● INPUT FOR THIS TASK
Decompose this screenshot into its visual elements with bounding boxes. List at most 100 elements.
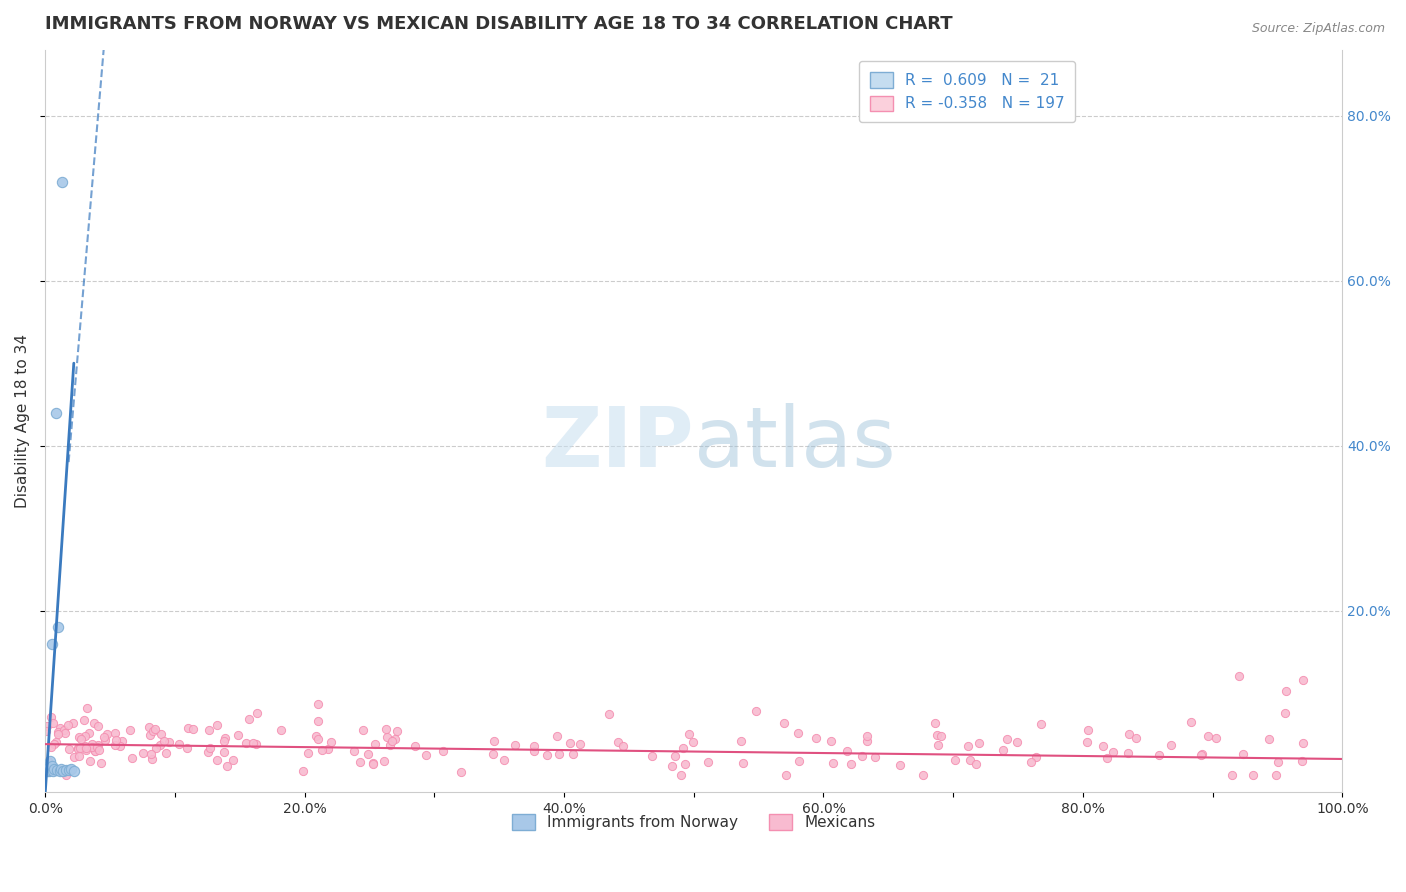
Point [995,732,1018,747]
Point [1160,739,1182,753]
Point [155,746,177,760]
Point [39,754,62,768]
Point [316,741,339,756]
Point [110,739,132,753]
Point [787,726,810,740]
Point [733,756,755,770]
Point [56,718,79,732]
Point [1091,739,1114,753]
Point [62,764,84,778]
Point [1205,731,1227,745]
Point [246,706,269,720]
Text: IMMIGRANTS FROM NORWAY VS MEXICAN DISABILITY AGE 18 TO 34 CORRELATION CHART: IMMIGRANTS FROM NORWAY VS MEXICAN DISABI… [45,15,953,33]
Point [1102,745,1125,759]
Point [66,740,89,755]
Point [238,712,260,726]
Point [671,768,693,782]
Point [34,723,56,738]
Y-axis label: Disability Age 18 to 34: Disability Age 18 to 34 [15,334,30,508]
Point [1241,768,1264,782]
Point [73,714,96,728]
Point [37,762,59,776]
Point [1191,747,1213,761]
Point [612,739,634,753]
Point [221,753,243,767]
Point [75,741,97,756]
Point [87,743,110,757]
Point [835,744,858,758]
Point [927,738,949,752]
Point [41,636,63,650]
Point [856,730,879,744]
Point [176,740,198,755]
Point [60,762,83,776]
Point [682,735,704,749]
Point [357,747,380,761]
Point [523,739,546,753]
Point [1147,747,1170,762]
Point [41,758,63,772]
Point [245,737,267,751]
Point [672,741,695,756]
Point [415,747,437,762]
Point [889,757,911,772]
Point [361,756,384,771]
Point [242,736,264,750]
Point [925,728,948,742]
Point [482,747,505,761]
Point [104,739,127,753]
Point [45,735,67,749]
Point [67,730,90,744]
Point [121,750,143,764]
Point [39,710,62,724]
Point [145,741,167,756]
Point [606,735,628,749]
Point [1292,736,1315,750]
Point [1097,750,1119,764]
Point [1275,684,1298,698]
Point [1125,731,1147,745]
Point [492,753,515,767]
Point [1232,747,1254,761]
Point [1029,717,1052,731]
Point [75,729,97,743]
Point [561,747,583,762]
Point [205,753,228,767]
Point [673,756,696,771]
Point [48,764,70,778]
Point [697,755,720,769]
Point [46,763,69,777]
Point [851,748,873,763]
Point [198,723,221,738]
Point [42,764,65,779]
Point [141,752,163,766]
Point [993,743,1015,757]
Point [38,764,60,778]
Point [374,722,396,736]
Point [235,736,257,750]
Point [41,716,63,731]
Point [375,730,398,744]
Point [118,723,141,738]
Point [143,722,166,736]
Point [176,721,198,735]
Point [924,715,946,730]
Point [775,768,797,782]
Point [49,762,72,776]
Point [90,756,112,770]
Point [503,739,526,753]
Point [1025,749,1047,764]
Point [53,723,76,737]
Point [111,734,134,748]
Point [1005,735,1028,749]
Point [139,728,162,742]
Point [87,718,110,732]
Point [49,721,72,735]
Point [1077,723,1099,737]
Point [384,731,406,746]
Point [956,739,979,754]
Point [39,740,62,755]
Point [63,749,86,764]
Point [46,725,69,739]
Point [75,743,97,757]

● EXERCISE DIRECTIONS
Write every line of the entries above as a JSON list of strings, one string per line, with blank lines left out. Don't include the pictures.

● SOLUTION TO THE PROBLEM
[
  "Decompose this screenshot into its visual elements with bounding boxes. List at most 100 elements.",
  "Point [995,732,1018,747]",
  "Point [1160,739,1182,753]",
  "Point [155,746,177,760]",
  "Point [39,754,62,768]",
  "Point [316,741,339,756]",
  "Point [110,739,132,753]",
  "Point [787,726,810,740]",
  "Point [733,756,755,770]",
  "Point [56,718,79,732]",
  "Point [1091,739,1114,753]",
  "Point [62,764,84,778]",
  "Point [1205,731,1227,745]",
  "Point [246,706,269,720]",
  "Text: IMMIGRANTS FROM NORWAY VS MEXICAN DISABILITY AGE 18 TO 34 CORRELATION CHART: IMMIGRANTS FROM NORWAY VS MEXICAN DISABI… [45,15,953,33]",
  "Point [1102,745,1125,759]",
  "Point [66,740,89,755]",
  "Point [238,712,260,726]",
  "Point [671,768,693,782]",
  "Point [34,723,56,738]",
  "Y-axis label: Disability Age 18 to 34: Disability Age 18 to 34 [15,334,30,508]",
  "Point [1241,768,1264,782]",
  "Point [73,714,96,728]",
  "Point [37,762,59,776]",
  "Point [1191,747,1213,761]",
  "Point [612,739,634,753]",
  "Point [221,753,243,767]",
  "Point [75,741,97,756]",
  "Point [87,743,110,757]",
  "Point [835,744,858,758]",
  "Point [927,738,949,752]",
  "Point [41,636,63,650]",
  "Point [856,730,879,744]",
  "Point [176,740,198,755]",
  "Point [60,762,83,776]",
  "Point [682,735,704,749]",
  "Point [357,747,380,761]",
  "Point [523,739,546,753]",
  "Point [1147,747,1170,762]",
  "Point [41,758,63,772]",
  "Point [245,737,267,751]",
  "Point [672,741,695,756]",
  "Point [415,747,437,762]",
  "Point [889,757,911,772]",
  "Point [361,756,384,771]",
  "Point [242,736,264,750]",
  "Point [925,728,948,742]",
  "Point [482,747,505,761]",
  "Point [104,739,127,753]",
  "Point [45,735,67,749]",
  "Point [67,730,90,744]",
  "Point [121,750,143,764]",
  "Point [39,710,62,724]",
  "Point [145,741,167,756]",
  "Point [606,735,628,749]",
  "Point [1292,736,1315,750]",
  "Point [1097,750,1119,764]",
  "Point [1275,684,1298,698]",
  "Point [1125,731,1147,745]",
  "Point [492,753,515,767]",
  "Point [1232,747,1254,761]",
  "Point [1029,717,1052,731]",
  "Point [75,729,97,743]",
  "Point [561,747,583,762]",
  "Point [205,753,228,767]",
  "Point [673,756,696,771]",
  "Point [48,764,70,778]",
  "Point [697,755,720,769]",
  "Point [46,763,69,777]",
  "Point [851,748,873,763]",
  "Point [198,723,221,738]",
  "Point [42,764,65,779]",
  "Point [141,752,163,766]",
  "Point [993,743,1015,757]",
  "Point [38,764,60,778]",
  "Point [374,722,396,736]",
  "Point [235,736,257,750]",
  "Point [41,716,63,731]",
  "Point [375,730,398,744]",
  "Point [118,723,141,738]",
  "Point [143,722,166,736]",
  "Point [176,721,198,735]",
  "Point [924,715,946,730]",
  "Point [775,768,797,782]",
  "Point [49,762,72,776]",
  "Point [90,756,112,770]",
  "Point [503,739,526,753]",
  "Point [1025,749,1047,764]",
  "Point [53,723,76,737]",
  "Point [111,734,134,748]",
  "Point [1005,735,1028,749]",
  "Point [139,728,162,742]",
  "Point [87,718,110,732]",
  "Point [49,721,72,735]",
  "Point [1077,723,1099,737]",
  "Point [384,731,406,746]",
  "Point [956,739,979,754]",
  "Point [39,740,62,755]",
  "Point [63,749,86,764]",
  "Point [46,725,69,739]",
  "Point [75,743,97,757]"
]